### Requirement
Render every line of the rows below, from the first line through the line containing "467, 276, 491]" inclusive, as a JSON list of strings with one string per line and no blank lines.

### Items
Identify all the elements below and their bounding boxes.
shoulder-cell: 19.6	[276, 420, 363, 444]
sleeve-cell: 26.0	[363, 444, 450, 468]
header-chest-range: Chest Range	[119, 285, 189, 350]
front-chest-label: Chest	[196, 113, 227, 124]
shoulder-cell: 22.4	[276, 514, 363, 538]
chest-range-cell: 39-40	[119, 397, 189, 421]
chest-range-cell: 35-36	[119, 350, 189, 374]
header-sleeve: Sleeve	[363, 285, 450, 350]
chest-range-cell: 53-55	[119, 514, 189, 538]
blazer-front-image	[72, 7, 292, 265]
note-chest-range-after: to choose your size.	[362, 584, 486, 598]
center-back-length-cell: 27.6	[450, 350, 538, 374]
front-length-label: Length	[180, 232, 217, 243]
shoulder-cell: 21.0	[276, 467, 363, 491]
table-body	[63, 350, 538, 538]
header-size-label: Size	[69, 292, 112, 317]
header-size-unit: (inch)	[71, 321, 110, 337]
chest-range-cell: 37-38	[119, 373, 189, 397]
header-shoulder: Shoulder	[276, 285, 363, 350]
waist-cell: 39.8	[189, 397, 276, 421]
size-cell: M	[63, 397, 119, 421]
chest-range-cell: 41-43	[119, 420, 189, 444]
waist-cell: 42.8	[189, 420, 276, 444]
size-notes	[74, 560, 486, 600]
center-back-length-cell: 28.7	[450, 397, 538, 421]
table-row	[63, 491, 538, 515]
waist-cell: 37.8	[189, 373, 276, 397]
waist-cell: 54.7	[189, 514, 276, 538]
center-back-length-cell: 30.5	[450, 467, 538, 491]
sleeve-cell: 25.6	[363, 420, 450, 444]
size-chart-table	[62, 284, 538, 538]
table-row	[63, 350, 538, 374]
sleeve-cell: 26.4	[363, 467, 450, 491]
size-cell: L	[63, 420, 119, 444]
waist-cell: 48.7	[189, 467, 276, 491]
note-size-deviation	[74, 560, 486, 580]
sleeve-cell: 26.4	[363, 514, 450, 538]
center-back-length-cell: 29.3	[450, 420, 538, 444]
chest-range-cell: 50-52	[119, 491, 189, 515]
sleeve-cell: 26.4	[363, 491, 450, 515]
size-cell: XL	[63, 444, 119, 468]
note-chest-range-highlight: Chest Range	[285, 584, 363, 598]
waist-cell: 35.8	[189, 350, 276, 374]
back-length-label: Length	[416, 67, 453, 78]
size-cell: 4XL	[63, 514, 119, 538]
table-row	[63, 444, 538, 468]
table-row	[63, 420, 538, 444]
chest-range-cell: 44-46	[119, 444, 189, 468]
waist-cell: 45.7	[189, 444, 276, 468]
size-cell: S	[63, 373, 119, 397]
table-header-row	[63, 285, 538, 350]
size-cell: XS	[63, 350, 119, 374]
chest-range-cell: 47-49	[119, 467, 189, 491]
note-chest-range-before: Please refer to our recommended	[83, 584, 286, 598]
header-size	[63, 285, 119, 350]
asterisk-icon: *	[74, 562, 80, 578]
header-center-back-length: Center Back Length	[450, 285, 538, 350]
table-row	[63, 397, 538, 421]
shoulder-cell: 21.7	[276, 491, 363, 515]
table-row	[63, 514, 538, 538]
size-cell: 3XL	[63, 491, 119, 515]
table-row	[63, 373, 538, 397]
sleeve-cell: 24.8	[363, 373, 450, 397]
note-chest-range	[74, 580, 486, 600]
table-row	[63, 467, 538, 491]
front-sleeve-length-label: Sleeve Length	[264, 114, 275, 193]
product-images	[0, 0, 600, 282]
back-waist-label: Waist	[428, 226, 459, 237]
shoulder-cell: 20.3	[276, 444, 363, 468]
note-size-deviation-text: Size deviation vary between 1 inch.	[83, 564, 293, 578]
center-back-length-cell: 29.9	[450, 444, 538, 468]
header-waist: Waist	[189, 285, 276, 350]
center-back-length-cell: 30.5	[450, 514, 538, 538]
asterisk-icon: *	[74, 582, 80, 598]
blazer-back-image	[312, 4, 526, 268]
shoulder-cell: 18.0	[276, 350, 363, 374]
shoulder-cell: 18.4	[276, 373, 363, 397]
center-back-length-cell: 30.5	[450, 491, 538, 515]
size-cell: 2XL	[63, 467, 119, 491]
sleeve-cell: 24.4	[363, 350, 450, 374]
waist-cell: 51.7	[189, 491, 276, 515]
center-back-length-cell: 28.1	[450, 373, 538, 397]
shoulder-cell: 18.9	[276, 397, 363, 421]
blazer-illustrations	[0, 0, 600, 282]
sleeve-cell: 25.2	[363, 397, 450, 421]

### Answer in full
[
  "Identify all the elements below and their bounding boxes.",
  "shoulder-cell: 19.6\t[276, 420, 363, 444]",
  "sleeve-cell: 26.0\t[363, 444, 450, 468]",
  "header-chest-range: Chest Range\t[119, 285, 189, 350]",
  "front-chest-label: Chest\t[196, 113, 227, 124]",
  "shoulder-cell: 22.4\t[276, 514, 363, 538]",
  "chest-range-cell: 39-40\t[119, 397, 189, 421]",
  "chest-range-cell: 35-36\t[119, 350, 189, 374]",
  "header-sleeve: Sleeve\t[363, 285, 450, 350]",
  "chest-range-cell: 53-55\t[119, 514, 189, 538]",
  "blazer-front-image\t[72, 7, 292, 265]",
  "note-chest-range-after: to choose your size.\t[362, 584, 486, 598]",
  "center-back-length-cell: 27.6\t[450, 350, 538, 374]",
  "front-length-label: Length\t[180, 232, 217, 243]",
  "shoulder-cell: 21.0\t[276, 467, 363, 491]",
  "table-body\t[63, 350, 538, 538]",
  "header-size-label: Size\t[69, 292, 112, 317]",
  "header-size-unit: (inch)\t[71, 321, 110, 337]",
  "chest-range-cell: 37-38\t[119, 373, 189, 397]",
  "header-shoulder: Shoulder\t[276, 285, 363, 350]",
  "waist-cell: 39.8\t[189, 397, 276, 421]",
  "size-cell: M\t[63, 397, 119, 421]",
  "chest-range-cell: 41-43\t[119, 420, 189, 444]",
  "waist-cell: 42.8\t[189, 420, 276, 444]",
  "size-notes\t[74, 560, 486, 600]",
  "center-back-length-cell: 28.7\t[450, 397, 538, 421]",
  "table-row\t[63, 491, 538, 515]",
  "waist-cell: 37.8\t[189, 373, 276, 397]",
  "waist-cell: 54.7\t[189, 514, 276, 538]",
  "center-back-length-cell: 30.5\t[450, 467, 538, 491]",
  "sleeve-cell: 25.6\t[363, 420, 450, 444]",
  "size-chart-table\t[62, 284, 538, 538]",
  "table-row\t[63, 350, 538, 374]",
  "sleeve-cell: 26.4\t[363, 467, 450, 491]",
  "size-cell: L\t[63, 420, 119, 444]",
  "waist-cell: 48.7\t[189, 467, 276, 491]"
]